-- Begin --

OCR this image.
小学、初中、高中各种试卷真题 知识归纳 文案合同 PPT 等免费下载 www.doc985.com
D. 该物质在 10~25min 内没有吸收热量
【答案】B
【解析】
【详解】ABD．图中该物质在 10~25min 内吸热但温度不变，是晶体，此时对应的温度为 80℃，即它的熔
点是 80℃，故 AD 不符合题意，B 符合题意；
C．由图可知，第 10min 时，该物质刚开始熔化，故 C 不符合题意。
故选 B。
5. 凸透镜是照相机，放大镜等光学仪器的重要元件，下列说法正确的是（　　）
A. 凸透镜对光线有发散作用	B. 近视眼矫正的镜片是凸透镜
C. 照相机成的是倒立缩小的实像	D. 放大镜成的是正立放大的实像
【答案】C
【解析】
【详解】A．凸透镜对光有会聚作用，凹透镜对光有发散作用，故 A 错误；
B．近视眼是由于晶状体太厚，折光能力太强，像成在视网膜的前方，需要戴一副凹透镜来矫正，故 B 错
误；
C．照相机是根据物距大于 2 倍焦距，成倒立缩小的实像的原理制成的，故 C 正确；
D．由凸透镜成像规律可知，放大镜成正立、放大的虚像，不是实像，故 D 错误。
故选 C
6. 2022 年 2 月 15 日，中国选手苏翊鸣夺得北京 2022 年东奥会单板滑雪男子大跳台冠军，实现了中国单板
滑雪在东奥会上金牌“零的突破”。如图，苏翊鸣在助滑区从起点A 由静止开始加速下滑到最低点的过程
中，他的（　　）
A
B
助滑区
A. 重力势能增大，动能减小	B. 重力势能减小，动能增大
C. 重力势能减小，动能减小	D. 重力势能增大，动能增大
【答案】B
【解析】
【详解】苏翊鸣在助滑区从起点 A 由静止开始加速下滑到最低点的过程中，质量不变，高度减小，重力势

-- End --
-- Begin --

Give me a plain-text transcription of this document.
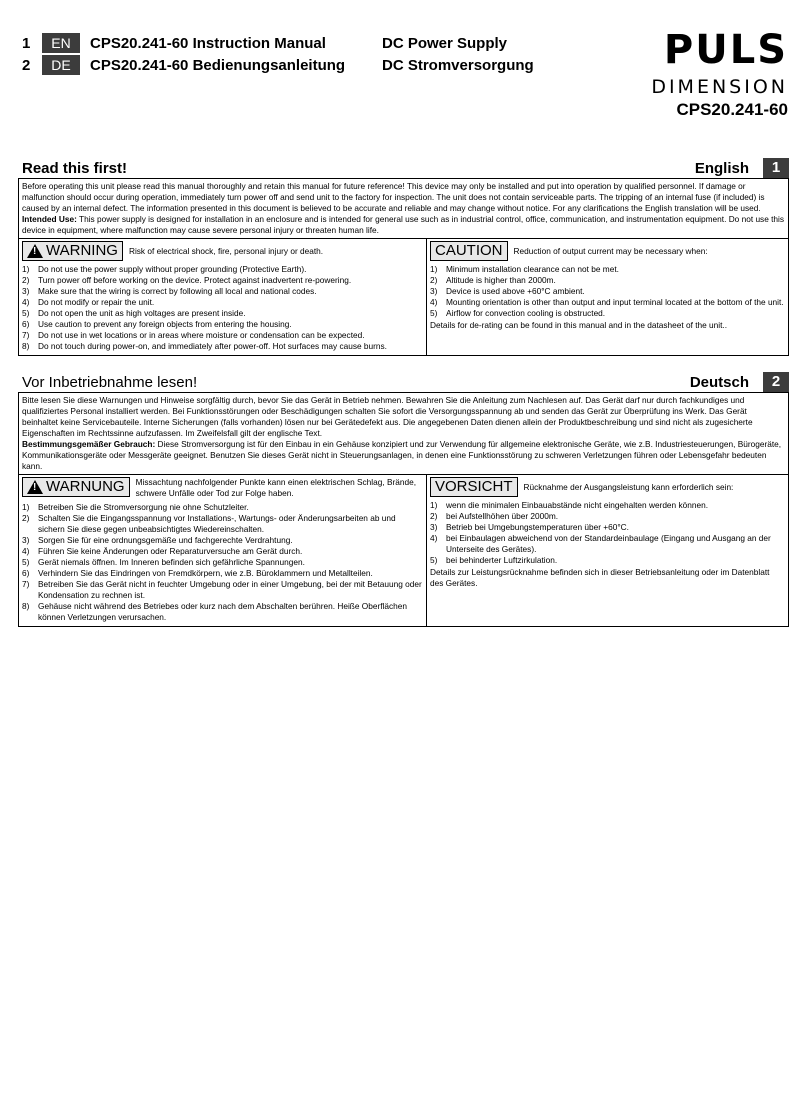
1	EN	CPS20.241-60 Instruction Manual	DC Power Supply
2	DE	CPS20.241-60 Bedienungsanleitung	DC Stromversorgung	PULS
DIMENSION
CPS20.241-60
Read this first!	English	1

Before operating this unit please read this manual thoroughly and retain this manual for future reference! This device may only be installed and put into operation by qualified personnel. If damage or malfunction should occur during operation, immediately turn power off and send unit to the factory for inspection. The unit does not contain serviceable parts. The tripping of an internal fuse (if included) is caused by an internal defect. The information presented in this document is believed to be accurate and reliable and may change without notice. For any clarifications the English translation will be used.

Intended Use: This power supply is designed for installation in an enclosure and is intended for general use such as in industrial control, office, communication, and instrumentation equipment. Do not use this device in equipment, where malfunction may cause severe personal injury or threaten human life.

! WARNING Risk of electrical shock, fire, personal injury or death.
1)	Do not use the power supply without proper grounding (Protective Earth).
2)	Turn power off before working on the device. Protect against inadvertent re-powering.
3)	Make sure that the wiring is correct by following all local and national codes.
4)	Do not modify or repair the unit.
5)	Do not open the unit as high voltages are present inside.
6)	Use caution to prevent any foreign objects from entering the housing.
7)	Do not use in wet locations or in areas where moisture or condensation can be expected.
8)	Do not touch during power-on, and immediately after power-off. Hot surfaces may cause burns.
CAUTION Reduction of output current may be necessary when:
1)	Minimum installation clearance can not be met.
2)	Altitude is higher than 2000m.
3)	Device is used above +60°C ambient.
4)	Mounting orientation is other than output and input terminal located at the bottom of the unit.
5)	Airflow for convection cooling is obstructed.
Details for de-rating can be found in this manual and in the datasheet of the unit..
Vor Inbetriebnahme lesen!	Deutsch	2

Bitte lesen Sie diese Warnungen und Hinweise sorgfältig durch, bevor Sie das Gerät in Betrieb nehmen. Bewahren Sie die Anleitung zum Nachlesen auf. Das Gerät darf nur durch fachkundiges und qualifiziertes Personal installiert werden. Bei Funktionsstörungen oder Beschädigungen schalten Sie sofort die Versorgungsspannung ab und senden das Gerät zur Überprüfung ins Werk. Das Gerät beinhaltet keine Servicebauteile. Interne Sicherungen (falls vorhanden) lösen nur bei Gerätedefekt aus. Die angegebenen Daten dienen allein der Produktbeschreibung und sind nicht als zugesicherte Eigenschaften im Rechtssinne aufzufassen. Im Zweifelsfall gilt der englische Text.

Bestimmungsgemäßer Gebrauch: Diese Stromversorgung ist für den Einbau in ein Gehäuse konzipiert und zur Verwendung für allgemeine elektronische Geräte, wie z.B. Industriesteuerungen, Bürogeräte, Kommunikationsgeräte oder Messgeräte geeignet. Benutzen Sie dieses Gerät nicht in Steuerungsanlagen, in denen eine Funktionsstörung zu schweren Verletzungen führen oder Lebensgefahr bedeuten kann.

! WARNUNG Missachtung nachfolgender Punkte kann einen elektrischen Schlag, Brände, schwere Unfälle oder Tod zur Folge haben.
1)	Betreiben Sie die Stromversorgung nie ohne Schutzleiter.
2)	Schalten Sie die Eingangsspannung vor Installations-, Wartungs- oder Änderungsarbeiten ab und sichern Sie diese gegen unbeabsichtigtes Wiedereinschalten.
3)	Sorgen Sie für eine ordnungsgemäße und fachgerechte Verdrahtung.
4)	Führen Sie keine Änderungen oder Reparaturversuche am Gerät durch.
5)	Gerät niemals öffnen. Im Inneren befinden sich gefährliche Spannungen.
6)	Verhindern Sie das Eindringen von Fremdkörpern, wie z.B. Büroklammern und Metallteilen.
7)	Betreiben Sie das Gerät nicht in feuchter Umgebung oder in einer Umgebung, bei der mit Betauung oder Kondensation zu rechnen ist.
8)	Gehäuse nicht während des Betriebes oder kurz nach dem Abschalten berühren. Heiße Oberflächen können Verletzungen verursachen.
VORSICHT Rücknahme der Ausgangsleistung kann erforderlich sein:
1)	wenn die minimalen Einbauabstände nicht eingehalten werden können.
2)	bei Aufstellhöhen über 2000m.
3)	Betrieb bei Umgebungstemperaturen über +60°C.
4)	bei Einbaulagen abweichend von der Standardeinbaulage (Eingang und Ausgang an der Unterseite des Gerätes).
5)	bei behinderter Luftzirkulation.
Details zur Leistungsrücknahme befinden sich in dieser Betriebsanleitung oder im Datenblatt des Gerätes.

-- End --

The request :: Go through the records and show every line with the string "动能增大" in it.

Completed exercise ::
A. 重力势能增大，动能减小	B. 重力势能减小，动能增大
C. 重力势能减小，动能减小	D. 重力势能增大，动能增大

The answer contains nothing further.